### Task statement
Looking at the listing beneath, work out how many lines hold "photo" and report only that figure.

### Records for this exercise
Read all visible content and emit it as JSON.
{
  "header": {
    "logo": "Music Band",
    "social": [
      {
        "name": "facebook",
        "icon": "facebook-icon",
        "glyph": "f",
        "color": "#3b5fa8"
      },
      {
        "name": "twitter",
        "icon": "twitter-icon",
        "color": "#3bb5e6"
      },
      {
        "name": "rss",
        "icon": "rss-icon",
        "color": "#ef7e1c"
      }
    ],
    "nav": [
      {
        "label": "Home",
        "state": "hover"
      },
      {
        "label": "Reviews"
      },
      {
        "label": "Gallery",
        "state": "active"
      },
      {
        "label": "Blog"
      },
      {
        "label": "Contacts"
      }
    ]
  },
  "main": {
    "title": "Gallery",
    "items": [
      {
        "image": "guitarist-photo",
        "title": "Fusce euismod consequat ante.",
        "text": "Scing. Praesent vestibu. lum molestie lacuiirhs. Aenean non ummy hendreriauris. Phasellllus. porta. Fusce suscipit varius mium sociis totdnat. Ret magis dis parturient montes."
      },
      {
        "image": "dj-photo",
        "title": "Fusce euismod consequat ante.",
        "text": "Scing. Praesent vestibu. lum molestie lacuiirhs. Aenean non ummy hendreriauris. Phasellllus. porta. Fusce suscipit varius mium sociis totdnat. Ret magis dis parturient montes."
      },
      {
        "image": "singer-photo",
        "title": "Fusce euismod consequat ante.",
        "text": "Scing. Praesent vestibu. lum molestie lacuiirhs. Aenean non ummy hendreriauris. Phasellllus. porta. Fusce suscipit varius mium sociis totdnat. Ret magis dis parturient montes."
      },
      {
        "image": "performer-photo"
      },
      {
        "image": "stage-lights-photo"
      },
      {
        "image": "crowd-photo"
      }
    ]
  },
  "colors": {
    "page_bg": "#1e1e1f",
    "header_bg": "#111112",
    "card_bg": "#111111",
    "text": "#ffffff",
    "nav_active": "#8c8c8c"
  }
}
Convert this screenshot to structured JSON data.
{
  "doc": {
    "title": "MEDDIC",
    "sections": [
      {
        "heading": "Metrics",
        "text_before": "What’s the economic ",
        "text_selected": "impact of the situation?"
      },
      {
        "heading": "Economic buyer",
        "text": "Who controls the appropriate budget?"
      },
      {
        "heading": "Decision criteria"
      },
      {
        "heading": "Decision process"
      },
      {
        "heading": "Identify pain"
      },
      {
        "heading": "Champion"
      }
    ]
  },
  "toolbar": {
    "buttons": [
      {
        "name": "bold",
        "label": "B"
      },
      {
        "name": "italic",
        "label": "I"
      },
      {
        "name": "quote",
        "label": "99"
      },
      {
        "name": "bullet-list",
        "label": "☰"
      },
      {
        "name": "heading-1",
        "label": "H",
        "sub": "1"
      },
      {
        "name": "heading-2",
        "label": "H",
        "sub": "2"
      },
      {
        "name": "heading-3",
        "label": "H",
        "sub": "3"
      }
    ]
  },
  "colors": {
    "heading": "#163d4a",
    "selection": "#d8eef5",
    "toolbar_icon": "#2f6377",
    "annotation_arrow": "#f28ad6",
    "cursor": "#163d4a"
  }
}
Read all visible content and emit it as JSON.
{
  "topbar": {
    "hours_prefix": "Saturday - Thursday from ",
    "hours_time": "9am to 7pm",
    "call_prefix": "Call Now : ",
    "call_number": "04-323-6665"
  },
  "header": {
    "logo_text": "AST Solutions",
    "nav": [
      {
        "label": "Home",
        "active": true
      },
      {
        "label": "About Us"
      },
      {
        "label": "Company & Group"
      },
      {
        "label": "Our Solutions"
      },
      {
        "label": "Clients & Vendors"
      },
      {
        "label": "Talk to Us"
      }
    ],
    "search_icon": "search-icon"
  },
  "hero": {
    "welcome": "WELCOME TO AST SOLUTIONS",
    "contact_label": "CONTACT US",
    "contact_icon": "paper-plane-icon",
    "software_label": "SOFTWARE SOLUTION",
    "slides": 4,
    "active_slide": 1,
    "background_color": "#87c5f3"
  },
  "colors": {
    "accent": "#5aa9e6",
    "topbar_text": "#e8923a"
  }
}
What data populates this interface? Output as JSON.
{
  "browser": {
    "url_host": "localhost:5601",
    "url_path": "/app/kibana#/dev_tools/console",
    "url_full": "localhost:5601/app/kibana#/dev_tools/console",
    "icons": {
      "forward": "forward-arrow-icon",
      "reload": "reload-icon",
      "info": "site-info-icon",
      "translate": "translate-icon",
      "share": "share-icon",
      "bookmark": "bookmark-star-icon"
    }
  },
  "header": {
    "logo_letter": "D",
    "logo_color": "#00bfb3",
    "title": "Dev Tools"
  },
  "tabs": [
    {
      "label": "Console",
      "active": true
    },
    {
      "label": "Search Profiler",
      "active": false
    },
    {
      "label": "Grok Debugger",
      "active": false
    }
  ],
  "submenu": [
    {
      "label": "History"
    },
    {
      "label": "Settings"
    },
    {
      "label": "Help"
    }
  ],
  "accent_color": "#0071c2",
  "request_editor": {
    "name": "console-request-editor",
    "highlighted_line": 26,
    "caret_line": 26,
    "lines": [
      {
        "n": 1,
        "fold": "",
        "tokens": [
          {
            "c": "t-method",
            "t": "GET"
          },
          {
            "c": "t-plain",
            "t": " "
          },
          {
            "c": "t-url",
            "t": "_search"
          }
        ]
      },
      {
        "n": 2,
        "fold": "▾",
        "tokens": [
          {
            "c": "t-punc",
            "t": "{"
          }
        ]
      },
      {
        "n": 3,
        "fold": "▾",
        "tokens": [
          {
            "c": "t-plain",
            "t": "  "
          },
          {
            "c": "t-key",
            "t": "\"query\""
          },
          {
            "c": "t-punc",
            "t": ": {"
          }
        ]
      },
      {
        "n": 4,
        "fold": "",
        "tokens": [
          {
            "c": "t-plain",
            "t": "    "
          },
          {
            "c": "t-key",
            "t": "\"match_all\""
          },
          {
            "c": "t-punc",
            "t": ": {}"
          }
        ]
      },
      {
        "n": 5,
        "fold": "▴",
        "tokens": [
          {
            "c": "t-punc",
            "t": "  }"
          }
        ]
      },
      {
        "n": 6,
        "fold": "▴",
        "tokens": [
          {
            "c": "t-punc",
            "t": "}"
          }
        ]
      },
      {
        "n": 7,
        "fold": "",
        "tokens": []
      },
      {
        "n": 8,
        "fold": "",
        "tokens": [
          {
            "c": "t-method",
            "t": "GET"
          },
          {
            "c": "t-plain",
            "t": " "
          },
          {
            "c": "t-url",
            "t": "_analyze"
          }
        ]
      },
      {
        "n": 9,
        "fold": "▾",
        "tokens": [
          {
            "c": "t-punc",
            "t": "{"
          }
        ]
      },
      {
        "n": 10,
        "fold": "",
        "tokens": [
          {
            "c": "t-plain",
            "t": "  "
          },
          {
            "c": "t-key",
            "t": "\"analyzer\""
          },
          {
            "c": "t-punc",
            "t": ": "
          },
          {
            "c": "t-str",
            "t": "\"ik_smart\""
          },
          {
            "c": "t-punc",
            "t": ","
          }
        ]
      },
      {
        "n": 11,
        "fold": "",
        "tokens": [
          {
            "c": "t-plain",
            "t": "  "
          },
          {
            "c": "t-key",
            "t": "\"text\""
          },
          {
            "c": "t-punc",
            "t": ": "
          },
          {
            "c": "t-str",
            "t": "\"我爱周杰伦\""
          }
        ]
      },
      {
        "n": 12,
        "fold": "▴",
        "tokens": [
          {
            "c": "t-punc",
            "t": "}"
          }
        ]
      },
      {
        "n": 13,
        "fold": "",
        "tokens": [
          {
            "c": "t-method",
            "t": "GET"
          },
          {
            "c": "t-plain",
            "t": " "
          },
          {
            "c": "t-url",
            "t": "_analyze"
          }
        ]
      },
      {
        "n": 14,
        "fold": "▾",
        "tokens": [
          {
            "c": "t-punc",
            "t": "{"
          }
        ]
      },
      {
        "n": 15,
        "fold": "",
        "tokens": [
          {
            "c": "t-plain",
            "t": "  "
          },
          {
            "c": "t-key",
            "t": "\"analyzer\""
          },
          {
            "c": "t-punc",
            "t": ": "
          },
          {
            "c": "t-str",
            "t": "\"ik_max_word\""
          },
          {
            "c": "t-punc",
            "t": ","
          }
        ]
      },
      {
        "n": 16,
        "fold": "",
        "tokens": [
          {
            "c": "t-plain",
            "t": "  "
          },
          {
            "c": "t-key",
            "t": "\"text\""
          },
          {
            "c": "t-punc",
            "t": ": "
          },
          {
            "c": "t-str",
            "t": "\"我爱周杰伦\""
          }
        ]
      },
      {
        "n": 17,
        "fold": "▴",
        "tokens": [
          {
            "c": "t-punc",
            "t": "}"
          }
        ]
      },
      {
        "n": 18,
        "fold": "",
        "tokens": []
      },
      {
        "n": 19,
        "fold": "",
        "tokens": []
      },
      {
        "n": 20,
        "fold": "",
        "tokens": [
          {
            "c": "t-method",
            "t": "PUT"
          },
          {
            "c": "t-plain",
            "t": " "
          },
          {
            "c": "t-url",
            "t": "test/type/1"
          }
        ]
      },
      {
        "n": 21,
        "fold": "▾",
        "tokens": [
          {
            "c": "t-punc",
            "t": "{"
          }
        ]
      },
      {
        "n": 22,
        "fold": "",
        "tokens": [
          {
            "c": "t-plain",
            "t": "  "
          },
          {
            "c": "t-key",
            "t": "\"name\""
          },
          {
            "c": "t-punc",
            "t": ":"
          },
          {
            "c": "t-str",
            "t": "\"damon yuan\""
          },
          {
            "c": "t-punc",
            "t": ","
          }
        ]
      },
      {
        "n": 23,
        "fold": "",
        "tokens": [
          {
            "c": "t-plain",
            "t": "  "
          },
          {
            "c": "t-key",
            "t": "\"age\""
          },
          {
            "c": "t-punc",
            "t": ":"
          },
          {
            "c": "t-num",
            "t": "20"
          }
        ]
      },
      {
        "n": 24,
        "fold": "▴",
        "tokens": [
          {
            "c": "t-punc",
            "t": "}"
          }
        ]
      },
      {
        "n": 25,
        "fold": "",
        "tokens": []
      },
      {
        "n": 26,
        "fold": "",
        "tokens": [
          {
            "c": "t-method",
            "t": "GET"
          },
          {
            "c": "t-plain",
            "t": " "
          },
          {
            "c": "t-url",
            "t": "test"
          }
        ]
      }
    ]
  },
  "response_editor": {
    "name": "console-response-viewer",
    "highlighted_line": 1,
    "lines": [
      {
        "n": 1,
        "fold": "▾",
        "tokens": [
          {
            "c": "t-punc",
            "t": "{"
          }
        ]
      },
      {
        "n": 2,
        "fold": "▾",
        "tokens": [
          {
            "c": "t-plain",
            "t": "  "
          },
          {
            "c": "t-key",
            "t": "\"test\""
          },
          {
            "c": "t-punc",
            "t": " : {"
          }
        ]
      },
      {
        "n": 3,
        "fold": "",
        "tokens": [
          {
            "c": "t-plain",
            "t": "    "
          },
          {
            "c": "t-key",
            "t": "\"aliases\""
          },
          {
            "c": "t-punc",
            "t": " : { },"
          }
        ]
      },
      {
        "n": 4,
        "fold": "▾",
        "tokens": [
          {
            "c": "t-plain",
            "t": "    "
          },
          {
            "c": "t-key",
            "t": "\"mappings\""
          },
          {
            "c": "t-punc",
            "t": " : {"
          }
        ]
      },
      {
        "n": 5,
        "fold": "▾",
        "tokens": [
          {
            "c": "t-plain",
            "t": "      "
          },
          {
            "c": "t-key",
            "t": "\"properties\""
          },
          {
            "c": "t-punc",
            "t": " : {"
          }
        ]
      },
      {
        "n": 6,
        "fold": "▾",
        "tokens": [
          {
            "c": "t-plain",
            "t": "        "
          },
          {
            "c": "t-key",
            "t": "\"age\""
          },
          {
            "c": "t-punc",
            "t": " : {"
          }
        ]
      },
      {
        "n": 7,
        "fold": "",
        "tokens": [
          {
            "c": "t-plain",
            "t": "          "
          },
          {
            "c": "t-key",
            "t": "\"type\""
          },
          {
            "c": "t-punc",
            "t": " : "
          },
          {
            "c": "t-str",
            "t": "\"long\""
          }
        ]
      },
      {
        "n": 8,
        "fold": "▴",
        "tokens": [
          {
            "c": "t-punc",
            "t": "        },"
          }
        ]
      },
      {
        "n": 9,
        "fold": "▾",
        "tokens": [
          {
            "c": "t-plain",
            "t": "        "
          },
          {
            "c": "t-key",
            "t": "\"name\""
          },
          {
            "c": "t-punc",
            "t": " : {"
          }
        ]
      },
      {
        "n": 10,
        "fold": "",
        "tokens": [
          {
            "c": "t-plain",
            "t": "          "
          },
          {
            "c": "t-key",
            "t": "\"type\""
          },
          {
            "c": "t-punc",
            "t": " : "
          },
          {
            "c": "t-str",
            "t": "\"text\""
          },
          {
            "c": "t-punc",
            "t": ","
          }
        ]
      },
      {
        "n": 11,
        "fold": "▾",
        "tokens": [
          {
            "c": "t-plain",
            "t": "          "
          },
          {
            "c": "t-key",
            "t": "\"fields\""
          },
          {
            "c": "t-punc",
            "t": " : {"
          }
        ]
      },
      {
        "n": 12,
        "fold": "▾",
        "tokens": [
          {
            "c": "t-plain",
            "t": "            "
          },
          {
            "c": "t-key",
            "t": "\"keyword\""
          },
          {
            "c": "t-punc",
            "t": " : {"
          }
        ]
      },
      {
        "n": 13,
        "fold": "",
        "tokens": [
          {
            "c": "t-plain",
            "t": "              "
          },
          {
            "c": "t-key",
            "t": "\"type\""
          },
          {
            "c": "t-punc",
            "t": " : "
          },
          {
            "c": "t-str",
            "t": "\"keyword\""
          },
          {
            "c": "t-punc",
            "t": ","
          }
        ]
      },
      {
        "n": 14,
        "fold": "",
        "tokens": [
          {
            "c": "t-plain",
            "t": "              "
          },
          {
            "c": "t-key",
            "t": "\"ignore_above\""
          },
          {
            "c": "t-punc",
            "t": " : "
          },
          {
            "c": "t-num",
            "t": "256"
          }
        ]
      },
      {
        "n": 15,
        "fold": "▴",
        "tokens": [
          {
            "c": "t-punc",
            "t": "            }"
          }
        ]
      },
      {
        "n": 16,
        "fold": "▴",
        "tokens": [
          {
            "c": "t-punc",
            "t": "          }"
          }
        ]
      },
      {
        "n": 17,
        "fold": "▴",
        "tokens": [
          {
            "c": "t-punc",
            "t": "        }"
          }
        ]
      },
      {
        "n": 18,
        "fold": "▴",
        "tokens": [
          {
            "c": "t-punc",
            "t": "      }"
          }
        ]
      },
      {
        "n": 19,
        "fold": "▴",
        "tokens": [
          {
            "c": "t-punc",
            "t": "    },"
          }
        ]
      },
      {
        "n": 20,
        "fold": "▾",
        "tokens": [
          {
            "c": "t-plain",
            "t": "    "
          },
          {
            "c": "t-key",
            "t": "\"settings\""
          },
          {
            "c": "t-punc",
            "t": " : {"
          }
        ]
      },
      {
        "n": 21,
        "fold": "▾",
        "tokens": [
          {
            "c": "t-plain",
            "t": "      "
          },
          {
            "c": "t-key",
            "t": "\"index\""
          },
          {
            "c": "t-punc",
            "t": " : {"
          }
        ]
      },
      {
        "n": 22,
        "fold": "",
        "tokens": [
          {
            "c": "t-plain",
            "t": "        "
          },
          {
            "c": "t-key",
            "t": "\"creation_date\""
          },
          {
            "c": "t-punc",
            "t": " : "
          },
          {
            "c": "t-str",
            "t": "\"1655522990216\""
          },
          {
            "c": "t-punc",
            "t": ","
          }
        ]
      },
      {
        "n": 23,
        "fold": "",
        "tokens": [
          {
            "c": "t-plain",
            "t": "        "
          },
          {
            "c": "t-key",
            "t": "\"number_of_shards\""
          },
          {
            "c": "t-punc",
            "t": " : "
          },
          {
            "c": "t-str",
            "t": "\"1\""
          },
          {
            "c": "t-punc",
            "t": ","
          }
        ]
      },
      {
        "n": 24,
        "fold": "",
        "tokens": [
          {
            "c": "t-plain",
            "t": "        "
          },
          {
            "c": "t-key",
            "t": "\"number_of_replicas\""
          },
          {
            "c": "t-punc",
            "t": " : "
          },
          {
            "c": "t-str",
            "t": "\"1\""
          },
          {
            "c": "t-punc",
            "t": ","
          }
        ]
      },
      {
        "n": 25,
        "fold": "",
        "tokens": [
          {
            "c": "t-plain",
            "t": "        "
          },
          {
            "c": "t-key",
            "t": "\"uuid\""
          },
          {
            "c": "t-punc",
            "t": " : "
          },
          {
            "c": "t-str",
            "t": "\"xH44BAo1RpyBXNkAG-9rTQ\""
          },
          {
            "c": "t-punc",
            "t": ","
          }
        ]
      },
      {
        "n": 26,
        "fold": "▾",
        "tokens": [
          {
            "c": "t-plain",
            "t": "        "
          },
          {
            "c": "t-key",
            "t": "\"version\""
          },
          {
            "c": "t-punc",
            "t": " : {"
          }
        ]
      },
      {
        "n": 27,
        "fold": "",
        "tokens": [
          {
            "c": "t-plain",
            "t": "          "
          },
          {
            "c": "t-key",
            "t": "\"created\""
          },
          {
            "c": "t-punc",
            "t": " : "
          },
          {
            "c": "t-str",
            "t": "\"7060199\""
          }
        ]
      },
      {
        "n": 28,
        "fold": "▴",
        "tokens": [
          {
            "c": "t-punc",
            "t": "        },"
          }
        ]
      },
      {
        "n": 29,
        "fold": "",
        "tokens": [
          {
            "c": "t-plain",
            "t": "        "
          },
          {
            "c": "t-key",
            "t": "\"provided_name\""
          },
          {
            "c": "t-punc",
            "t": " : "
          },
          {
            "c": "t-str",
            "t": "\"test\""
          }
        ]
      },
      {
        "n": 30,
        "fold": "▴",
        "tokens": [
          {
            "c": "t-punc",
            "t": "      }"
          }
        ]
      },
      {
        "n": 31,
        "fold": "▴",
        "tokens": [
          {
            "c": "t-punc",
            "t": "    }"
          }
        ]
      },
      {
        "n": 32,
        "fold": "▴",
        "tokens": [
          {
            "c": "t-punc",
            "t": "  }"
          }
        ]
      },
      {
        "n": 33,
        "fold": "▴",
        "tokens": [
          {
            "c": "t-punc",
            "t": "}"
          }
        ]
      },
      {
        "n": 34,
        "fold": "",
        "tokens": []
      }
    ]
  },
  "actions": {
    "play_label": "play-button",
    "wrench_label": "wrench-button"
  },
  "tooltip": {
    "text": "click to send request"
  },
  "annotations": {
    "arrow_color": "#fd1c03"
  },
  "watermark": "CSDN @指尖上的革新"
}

### Solution to this task
6